▶ **What the exercise asks**
Locate each line in the records containing "about". Copy it.

==== Given information

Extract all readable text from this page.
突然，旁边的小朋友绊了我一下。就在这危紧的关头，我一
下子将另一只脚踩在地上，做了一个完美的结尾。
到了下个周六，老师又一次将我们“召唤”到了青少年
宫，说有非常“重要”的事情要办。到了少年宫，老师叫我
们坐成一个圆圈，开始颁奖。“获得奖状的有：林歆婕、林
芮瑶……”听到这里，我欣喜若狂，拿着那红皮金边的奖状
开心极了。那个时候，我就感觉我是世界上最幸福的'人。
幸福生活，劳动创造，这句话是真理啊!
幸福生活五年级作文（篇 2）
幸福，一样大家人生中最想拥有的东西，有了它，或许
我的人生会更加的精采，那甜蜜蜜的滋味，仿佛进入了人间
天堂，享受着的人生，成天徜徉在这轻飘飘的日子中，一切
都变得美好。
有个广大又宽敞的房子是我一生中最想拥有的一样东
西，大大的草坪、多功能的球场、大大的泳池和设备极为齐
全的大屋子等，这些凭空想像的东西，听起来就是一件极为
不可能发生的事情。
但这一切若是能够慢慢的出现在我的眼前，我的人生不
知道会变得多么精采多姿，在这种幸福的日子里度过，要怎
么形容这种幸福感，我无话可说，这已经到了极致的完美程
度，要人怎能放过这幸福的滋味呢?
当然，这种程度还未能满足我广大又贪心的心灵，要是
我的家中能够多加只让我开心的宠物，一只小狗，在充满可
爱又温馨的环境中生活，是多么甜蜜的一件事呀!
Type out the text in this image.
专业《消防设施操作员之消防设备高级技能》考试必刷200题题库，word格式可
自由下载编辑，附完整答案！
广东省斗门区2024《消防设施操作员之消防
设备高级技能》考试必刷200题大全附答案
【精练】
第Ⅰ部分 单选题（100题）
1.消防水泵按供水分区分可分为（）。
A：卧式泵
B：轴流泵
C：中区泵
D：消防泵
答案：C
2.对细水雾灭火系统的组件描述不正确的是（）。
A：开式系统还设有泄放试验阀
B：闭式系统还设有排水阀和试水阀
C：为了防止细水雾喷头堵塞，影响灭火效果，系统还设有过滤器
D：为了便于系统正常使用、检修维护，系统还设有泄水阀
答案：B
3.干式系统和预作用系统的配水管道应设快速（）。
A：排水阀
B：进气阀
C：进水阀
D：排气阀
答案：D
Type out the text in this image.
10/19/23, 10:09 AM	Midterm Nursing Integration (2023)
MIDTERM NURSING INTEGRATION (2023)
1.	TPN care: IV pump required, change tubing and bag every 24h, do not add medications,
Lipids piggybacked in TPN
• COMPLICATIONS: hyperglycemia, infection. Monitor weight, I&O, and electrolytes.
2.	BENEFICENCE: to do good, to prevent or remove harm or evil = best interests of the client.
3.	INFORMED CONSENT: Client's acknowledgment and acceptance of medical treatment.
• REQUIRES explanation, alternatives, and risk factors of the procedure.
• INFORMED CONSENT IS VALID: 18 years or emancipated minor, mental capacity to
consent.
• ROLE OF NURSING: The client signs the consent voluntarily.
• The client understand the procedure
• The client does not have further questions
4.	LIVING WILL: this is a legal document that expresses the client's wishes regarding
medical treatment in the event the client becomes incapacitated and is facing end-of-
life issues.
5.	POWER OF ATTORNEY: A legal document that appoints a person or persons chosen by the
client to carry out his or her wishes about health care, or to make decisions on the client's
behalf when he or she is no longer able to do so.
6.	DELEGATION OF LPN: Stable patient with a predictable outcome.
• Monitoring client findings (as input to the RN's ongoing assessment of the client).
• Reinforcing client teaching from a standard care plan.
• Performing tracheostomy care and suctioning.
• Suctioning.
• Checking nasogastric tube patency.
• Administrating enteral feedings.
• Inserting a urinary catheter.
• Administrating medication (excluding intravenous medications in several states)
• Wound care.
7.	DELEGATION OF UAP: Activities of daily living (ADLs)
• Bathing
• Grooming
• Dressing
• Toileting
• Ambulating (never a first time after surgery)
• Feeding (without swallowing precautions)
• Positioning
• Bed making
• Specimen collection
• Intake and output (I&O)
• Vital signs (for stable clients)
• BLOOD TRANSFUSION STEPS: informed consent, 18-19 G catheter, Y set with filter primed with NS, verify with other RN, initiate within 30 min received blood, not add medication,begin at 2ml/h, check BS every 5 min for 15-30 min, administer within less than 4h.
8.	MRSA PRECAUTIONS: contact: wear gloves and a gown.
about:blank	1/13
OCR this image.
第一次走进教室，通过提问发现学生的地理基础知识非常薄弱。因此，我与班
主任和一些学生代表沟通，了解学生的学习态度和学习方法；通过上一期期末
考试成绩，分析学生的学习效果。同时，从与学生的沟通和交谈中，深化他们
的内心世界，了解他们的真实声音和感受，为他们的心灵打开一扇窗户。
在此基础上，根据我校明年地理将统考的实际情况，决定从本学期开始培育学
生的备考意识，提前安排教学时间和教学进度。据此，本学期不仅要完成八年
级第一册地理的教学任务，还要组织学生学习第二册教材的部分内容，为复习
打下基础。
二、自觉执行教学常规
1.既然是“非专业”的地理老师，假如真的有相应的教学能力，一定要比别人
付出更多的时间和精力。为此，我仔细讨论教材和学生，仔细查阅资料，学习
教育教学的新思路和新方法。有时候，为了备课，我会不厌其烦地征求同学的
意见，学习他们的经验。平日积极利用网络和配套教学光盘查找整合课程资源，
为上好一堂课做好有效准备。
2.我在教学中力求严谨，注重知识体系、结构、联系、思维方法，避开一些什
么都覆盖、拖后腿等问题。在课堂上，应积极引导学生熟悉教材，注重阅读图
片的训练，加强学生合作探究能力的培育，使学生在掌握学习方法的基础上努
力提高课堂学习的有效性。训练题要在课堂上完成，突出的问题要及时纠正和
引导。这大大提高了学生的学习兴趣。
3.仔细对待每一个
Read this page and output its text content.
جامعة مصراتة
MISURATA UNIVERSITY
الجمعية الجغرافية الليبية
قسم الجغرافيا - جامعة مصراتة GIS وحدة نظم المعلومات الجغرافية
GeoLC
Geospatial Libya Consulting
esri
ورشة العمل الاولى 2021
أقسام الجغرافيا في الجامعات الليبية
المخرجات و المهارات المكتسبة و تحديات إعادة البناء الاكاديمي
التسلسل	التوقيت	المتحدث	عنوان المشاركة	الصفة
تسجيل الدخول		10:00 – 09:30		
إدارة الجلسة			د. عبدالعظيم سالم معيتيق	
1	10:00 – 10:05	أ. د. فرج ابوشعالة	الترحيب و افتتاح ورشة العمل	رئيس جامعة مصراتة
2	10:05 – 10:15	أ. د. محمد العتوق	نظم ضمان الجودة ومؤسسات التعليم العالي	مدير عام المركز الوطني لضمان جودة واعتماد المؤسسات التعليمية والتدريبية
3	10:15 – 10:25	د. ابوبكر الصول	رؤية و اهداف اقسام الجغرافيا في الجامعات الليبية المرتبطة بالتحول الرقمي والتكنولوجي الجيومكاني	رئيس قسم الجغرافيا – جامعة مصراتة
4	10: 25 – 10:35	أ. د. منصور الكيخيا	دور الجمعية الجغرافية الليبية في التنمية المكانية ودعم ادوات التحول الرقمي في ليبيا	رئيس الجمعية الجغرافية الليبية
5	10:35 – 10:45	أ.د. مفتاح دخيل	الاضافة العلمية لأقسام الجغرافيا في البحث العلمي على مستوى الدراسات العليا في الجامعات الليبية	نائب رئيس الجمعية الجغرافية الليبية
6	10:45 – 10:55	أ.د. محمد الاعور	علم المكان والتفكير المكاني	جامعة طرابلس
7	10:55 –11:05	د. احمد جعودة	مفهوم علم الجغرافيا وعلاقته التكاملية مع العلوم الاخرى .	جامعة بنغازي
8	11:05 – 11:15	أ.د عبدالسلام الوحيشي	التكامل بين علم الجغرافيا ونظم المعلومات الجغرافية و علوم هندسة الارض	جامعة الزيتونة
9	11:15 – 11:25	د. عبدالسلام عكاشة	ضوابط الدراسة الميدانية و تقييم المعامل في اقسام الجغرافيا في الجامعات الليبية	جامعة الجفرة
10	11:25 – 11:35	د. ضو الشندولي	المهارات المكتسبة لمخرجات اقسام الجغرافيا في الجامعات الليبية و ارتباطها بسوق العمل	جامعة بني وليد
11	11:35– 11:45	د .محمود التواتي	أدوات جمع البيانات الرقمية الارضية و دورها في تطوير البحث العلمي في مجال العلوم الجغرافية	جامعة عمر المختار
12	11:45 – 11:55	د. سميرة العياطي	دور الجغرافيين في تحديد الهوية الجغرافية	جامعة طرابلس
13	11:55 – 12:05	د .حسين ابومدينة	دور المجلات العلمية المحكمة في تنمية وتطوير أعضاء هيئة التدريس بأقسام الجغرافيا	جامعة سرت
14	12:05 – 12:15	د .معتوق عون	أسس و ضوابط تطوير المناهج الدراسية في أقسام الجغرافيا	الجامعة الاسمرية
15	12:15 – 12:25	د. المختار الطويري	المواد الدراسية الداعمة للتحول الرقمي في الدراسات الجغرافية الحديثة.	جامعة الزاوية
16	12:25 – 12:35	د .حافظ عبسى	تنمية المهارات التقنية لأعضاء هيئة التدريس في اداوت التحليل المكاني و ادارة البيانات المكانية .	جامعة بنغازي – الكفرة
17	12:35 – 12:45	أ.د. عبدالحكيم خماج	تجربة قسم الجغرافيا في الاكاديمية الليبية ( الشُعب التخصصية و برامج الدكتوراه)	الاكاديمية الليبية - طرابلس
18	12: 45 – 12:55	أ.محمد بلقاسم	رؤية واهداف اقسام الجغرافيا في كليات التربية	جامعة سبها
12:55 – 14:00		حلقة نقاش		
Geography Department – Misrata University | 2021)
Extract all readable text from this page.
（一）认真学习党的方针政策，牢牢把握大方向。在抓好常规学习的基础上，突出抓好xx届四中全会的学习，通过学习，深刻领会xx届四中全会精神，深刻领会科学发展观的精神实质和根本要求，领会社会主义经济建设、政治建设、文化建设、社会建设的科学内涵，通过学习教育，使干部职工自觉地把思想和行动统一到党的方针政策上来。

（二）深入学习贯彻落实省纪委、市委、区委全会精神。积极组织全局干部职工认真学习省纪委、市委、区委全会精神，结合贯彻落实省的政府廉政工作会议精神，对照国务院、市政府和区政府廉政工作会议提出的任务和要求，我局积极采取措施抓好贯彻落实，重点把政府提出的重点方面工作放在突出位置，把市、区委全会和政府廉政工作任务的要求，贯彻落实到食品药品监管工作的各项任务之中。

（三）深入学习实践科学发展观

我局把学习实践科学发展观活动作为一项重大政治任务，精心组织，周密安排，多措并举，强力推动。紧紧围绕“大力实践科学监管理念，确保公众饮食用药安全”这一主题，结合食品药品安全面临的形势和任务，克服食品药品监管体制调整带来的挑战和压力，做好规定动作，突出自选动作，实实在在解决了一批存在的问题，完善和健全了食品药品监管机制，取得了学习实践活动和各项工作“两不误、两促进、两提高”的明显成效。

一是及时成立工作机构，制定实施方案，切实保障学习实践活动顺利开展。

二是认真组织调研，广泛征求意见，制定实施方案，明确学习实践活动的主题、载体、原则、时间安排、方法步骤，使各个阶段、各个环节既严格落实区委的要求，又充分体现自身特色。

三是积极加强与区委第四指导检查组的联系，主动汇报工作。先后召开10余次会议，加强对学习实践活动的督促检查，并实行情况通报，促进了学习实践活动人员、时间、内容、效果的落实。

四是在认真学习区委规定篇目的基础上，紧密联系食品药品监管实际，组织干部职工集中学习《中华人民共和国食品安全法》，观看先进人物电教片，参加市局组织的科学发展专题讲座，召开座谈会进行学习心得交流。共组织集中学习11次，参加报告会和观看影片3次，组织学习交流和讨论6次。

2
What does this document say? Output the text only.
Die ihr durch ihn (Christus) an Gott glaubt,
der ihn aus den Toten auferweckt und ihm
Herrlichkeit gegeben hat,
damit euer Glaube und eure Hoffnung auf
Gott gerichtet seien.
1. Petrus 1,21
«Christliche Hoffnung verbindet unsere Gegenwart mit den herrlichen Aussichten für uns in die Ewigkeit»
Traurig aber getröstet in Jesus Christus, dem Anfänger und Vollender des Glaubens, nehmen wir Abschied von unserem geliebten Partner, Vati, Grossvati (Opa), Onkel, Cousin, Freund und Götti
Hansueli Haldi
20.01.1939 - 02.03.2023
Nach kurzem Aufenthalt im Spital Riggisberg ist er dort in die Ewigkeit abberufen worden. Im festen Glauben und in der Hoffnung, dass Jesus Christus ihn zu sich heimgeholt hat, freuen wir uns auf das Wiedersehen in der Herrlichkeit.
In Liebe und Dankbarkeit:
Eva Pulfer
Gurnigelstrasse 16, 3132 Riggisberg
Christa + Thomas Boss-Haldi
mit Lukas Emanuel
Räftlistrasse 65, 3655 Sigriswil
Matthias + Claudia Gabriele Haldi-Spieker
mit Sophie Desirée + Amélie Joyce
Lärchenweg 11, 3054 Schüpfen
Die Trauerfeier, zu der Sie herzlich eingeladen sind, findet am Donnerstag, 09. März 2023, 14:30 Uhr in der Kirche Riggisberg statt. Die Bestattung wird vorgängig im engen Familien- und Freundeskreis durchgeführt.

========

▶ **Response**
client to carry out his or her wishes about health care, or to make decisions on the client's
about:blank	1/13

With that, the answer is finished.